* PROBLEM TO WORK ON:
The entries below need to be written out exactly, with no pictures included.

* INFORMATION SHOWN:
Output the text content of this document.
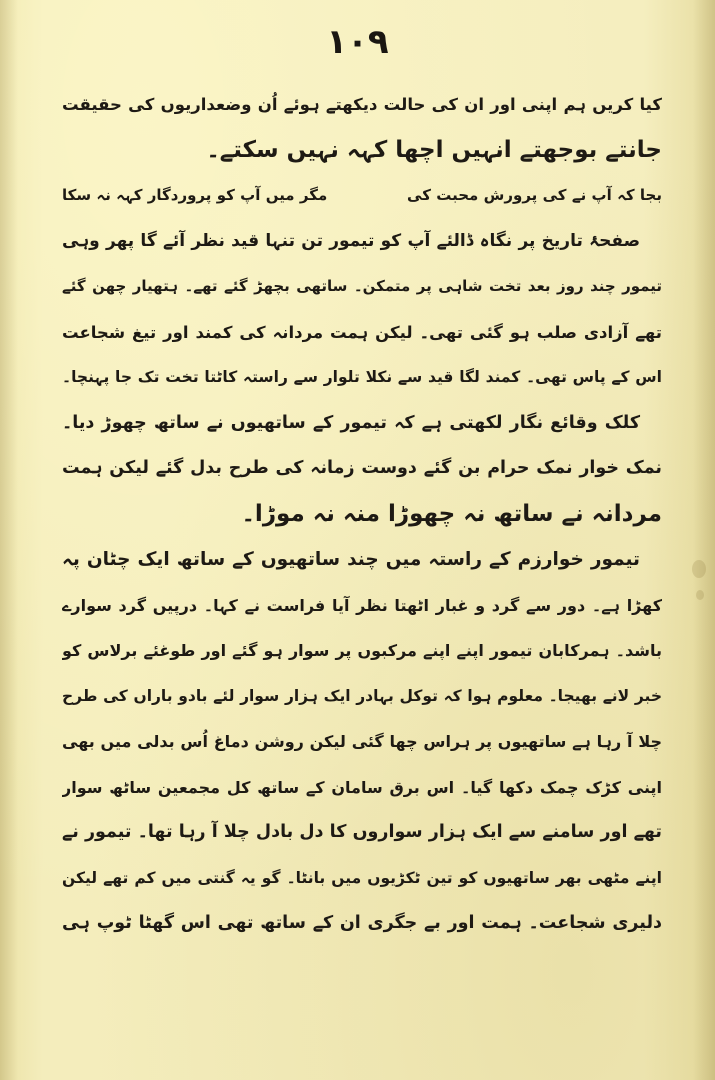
۱۰۹
کیا کریں ہم اپنی اور ان کی حالت دیکھتے ہوئے اُن وضعداریوں کی حقیقت
جانتے بوجھتے انہیں اچھا کہہ نہیں سکتے۔
بجا کہ آپ نے کی پرورش محبت کی               مگر میں آپ کو پروردگار کہہ نہ سکا
صفحۂ تاریخ پر نگاہ ڈالئے آپ کو تیمور تن تنہا قید نظر آئے گا پھر وہی
تیمور چند روز بعد تخت شاہی پر متمکن۔ ساتھی بچھڑ گئے تھے۔ ہتھیار چھن گئے
تھے آزادی صلب ہو گئی تھی۔ لیکن ہمت مردانہ کی کمند اور تیغ شجاعت
اس کے پاس تھی۔ کمند لگا قید سے نکلا تلوار سے راستہ کاٹتا تخت تک جا پہنچا۔
کلک وقائع نگار لکھتی ہے کہ تیمور کے ساتھیوں نے ساتھ چھوڑ دیا۔
نمک خوار نمک حرام بن گئے دوست زمانہ کی طرح بدل گئے لیکن ہمت
مردانہ نے ساتھ نہ چھوڑا منہ نہ موڑا۔
تیمور خوارزم کے راستہ میں چند ساتھیوں کے ساتھ ایک چٹان پہ
کھڑا ہے۔ دور سے گرد و غبار اٹھتا نظر آیا فراست نے کہا۔ درپیں گرد سوارے
باشد۔ ہمرکابان تیمور اپنے اپنے مرکبوں پر سوار ہو گئے اور طوغئے برلاس کو
خبر لانے بھیجا۔ معلوم ہوا کہ توکل بہادر ایک ہزار سوار لئے بادو باراں کی طرح
چلا آ رہا ہے ساتھیوں پر ہراس چھا گئی لیکن روشن دماغ اُس بدلی میں بھی
اپنی کڑک چمک دکھا گیا۔ اس برق سامان کے ساتھ کل مجمعین ساٹھ سوار
تھے اور سامنے سے ایک ہزار سواروں کا دل بادل چلا آ رہا تھا۔ تیمور نے
اپنے مٹھی بھر ساتھیوں کو تین ٹکڑیوں میں بانٹا۔ گو یہ گنتی میں کم تھے لیکن
دلیری شجاعت۔ ہمت اور بے جگری ان کے ساتھ تھی اس گھٹا ٹوپ ہی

* TASK SOLUTION:
Output the text content of this document.
۱۰۹
کیا کریں ہم اپنی اور ان کی حالت دیکھتے ہوئے اُن وضعداریوں کی حقیقت
جانتے بوجھتے انہیں اچھا کہہ نہیں سکتے۔
بجا کہ آپ نے کی پرورش محبت کی               مگر میں آپ کو پروردگار کہہ نہ سکا
صفحۂ تاریخ پر نگاہ ڈالئے آپ کو تیمور تن تنہا قید نظر آئے گا پھر وہی
تیمور چند روز بعد تخت شاہی پر متمکن۔ ساتھی بچھڑ گئے تھے۔ ہتھیار چھن گئے
تھے آزادی صلب ہو گئی تھی۔ لیکن ہمت مردانہ کی کمند اور تیغ شجاعت
اس کے پاس تھی۔ کمند لگا قید سے نکلا تلوار سے راستہ کاٹتا تخت تک جا پہنچا۔
کلک وقائع نگار لکھتی ہے کہ تیمور کے ساتھیوں نے ساتھ چھوڑ دیا۔
نمک خوار نمک حرام بن گئے دوست زمانہ کی طرح بدل گئے لیکن ہمت
مردانہ نے ساتھ نہ چھوڑا منہ نہ موڑا۔
تیمور خوارزم کے راستہ میں چند ساتھیوں کے ساتھ ایک چٹان پہ
کھڑا ہے۔ دور سے گرد و غبار اٹھتا نظر آیا فراست نے کہا۔ درپیں گرد سوارے
باشد۔ ہمرکابان تیمور اپنے اپنے مرکبوں پر سوار ہو گئے اور طوغئے برلاس کو
خبر لانے بھیجا۔ معلوم ہوا کہ توکل بہادر ایک ہزار سوار لئے بادو باراں کی طرح
چلا آ رہا ہے ساتھیوں پر ہراس چھا گئی لیکن روشن دماغ اُس بدلی میں بھی
اپنی کڑک چمک دکھا گیا۔ اس برق سامان کے ساتھ کل مجمعین ساٹھ سوار
تھے اور سامنے سے ایک ہزار سواروں کا دل بادل چلا آ رہا تھا۔ تیمور نے
اپنے مٹھی بھر ساتھیوں کو تین ٹکڑیوں میں بانٹا۔ گو یہ گنتی میں کم تھے لیکن
دلیری شجاعت۔ ہمت اور بے جگری ان کے ساتھ تھی اس گھٹا ٹوپ ہی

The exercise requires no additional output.